** begin EXCERPTED RECORDS **

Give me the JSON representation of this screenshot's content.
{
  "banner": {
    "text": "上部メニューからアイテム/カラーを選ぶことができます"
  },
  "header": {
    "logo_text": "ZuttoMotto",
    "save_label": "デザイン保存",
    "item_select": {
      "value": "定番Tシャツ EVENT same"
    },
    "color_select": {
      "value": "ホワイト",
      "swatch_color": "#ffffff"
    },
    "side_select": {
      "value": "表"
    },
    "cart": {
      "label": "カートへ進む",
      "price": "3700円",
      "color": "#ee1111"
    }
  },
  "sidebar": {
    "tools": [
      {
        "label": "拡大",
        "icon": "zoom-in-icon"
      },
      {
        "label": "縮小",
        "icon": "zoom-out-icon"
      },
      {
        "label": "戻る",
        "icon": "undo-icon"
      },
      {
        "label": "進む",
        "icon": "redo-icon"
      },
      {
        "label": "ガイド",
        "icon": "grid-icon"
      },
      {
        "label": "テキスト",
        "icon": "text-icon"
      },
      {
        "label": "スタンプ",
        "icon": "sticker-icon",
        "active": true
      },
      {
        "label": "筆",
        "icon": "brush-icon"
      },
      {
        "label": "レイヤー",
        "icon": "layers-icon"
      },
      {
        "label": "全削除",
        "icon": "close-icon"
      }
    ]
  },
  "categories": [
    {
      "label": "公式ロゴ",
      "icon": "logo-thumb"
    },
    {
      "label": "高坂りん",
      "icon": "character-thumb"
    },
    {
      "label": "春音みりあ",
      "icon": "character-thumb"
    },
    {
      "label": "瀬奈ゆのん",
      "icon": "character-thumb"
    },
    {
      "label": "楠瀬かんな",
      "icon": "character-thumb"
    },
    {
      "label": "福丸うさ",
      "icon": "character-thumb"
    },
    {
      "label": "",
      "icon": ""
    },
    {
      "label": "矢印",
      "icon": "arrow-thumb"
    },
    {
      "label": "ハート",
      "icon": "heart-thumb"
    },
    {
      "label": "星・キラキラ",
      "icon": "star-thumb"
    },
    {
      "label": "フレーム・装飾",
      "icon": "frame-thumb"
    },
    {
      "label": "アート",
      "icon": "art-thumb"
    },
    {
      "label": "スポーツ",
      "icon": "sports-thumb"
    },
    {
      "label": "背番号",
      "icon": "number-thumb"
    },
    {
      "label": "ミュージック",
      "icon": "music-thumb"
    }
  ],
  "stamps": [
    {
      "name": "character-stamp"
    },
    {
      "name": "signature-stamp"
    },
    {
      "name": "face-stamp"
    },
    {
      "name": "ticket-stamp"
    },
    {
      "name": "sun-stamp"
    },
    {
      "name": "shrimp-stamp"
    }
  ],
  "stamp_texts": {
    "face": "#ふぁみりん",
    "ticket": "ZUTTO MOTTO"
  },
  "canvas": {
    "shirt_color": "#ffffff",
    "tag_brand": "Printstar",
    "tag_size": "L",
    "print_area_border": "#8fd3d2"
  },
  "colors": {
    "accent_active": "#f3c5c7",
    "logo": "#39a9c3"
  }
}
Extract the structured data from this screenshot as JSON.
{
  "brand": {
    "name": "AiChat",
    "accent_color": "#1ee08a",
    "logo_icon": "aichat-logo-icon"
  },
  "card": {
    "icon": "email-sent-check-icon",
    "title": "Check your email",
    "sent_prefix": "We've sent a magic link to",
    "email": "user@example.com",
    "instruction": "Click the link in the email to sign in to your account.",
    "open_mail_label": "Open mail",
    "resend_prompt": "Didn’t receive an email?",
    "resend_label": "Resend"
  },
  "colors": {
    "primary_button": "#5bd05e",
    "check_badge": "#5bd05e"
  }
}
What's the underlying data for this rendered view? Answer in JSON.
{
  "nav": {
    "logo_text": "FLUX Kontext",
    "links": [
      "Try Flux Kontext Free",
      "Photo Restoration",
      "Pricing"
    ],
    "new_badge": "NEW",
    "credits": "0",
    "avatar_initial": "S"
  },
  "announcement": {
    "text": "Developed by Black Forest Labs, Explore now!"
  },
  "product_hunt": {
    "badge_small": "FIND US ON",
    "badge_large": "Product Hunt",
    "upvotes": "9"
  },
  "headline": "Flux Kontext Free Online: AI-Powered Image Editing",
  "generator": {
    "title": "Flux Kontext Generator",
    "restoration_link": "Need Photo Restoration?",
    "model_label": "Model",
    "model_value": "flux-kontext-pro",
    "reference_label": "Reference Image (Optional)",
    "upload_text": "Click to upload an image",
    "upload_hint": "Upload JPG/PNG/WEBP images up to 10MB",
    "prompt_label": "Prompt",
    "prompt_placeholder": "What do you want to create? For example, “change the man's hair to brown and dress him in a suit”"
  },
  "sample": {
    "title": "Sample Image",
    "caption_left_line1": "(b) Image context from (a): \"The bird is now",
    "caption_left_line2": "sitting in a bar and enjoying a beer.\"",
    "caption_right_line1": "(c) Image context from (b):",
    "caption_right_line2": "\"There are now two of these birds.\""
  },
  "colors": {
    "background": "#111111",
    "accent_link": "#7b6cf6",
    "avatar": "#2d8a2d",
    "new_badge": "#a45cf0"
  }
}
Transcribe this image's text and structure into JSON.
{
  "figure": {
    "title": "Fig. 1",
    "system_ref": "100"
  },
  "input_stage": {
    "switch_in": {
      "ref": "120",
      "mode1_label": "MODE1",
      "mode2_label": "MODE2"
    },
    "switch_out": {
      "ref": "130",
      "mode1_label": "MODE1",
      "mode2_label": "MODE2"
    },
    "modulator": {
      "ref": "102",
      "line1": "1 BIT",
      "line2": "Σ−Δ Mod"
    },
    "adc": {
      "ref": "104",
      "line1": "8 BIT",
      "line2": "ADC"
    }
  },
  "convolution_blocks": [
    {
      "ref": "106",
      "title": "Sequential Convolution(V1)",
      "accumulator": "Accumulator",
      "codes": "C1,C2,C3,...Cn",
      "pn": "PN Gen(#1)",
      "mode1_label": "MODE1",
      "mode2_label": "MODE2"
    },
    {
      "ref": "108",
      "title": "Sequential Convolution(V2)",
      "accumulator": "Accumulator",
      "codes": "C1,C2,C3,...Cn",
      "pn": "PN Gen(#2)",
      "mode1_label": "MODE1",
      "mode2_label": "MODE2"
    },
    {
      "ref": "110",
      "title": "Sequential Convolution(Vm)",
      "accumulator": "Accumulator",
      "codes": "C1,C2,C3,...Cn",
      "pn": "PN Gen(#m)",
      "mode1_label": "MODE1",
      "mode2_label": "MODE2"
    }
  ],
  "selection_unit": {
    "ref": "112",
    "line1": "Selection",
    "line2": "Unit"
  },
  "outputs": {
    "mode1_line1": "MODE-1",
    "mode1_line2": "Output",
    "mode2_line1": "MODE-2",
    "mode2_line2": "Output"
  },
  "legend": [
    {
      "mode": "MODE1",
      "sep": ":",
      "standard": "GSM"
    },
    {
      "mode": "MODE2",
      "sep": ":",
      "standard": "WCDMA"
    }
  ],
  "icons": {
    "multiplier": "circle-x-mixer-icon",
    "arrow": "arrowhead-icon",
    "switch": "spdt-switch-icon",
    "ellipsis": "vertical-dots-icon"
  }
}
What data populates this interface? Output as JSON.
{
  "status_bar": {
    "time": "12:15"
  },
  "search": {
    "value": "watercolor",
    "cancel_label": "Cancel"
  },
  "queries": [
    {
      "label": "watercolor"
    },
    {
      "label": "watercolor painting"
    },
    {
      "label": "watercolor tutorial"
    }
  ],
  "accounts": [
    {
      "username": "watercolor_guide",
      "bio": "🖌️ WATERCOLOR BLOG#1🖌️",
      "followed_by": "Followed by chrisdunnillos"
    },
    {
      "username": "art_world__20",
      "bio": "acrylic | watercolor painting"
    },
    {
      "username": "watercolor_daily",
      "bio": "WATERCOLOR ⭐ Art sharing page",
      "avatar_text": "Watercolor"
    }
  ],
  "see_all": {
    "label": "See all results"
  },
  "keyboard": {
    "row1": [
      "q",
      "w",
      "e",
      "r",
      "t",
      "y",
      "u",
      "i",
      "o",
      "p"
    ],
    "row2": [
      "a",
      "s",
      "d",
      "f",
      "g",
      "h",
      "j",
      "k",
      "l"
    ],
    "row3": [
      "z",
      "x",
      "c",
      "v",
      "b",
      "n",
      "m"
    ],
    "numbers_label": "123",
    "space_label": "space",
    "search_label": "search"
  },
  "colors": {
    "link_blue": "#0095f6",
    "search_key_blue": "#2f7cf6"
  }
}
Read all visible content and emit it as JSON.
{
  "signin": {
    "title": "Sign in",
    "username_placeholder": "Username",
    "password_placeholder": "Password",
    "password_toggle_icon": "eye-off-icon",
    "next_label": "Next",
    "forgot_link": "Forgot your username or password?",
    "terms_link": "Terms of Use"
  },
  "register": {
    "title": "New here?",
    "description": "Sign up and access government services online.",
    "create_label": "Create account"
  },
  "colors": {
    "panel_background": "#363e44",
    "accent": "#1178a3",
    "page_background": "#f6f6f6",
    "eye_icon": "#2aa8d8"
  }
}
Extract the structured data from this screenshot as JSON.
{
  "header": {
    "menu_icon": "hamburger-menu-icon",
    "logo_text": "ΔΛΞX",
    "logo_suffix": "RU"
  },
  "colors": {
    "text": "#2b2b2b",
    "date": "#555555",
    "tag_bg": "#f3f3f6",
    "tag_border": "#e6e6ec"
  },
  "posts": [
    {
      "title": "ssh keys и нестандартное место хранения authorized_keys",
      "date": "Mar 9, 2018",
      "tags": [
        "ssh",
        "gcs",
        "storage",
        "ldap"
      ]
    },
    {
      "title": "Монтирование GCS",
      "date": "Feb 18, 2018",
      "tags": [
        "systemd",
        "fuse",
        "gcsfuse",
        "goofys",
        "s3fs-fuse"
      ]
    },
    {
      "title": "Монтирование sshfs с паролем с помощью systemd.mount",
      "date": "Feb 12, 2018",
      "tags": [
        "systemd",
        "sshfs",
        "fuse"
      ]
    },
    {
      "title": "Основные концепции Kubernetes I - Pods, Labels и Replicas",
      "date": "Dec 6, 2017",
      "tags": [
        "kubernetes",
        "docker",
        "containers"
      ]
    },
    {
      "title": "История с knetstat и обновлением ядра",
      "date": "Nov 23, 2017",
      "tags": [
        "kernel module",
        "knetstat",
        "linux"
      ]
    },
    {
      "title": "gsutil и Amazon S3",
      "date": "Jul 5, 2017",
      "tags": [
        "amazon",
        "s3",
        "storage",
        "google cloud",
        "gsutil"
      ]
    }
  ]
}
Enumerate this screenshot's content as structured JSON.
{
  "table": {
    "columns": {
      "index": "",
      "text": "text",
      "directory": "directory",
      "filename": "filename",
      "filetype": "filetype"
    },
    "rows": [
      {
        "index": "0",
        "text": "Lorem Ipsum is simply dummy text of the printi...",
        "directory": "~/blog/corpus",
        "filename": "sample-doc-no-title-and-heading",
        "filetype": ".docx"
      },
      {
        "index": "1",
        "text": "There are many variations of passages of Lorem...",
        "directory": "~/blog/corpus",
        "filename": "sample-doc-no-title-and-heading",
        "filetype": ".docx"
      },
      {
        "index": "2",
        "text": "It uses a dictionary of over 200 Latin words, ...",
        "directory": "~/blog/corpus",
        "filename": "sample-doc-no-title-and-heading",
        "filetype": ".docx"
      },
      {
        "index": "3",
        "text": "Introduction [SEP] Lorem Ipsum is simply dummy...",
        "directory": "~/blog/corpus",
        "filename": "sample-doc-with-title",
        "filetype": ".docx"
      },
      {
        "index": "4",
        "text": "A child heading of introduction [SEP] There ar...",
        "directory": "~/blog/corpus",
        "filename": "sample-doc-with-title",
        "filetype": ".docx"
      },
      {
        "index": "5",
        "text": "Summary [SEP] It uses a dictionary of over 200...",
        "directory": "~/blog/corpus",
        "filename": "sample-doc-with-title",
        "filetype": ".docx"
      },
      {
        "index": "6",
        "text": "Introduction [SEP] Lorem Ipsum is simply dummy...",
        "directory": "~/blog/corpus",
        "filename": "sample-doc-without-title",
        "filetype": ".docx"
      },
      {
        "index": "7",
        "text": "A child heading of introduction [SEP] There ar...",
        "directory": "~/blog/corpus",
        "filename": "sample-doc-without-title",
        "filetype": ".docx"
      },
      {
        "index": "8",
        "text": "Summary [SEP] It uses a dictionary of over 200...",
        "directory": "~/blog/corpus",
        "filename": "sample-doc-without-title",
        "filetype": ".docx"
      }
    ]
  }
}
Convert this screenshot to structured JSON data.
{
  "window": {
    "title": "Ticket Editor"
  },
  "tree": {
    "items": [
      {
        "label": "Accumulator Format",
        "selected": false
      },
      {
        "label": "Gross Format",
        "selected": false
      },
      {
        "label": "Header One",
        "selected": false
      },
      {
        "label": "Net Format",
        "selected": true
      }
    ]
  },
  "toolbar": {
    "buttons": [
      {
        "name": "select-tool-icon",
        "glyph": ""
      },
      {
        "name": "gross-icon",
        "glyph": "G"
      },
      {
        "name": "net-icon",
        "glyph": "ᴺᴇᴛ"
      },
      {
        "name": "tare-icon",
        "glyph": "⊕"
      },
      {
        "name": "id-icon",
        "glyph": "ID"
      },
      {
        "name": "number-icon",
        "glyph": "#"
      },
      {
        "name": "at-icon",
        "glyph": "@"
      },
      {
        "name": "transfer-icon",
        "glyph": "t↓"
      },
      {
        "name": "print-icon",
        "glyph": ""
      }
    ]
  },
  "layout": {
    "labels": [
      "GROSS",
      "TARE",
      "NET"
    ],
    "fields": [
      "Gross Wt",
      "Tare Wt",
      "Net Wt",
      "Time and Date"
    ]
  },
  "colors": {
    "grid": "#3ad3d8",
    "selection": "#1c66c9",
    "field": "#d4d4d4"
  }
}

** end EXCERPTED RECORDS **

How many lines in these entries contain the string "Photo"? State the number and nothing more.

2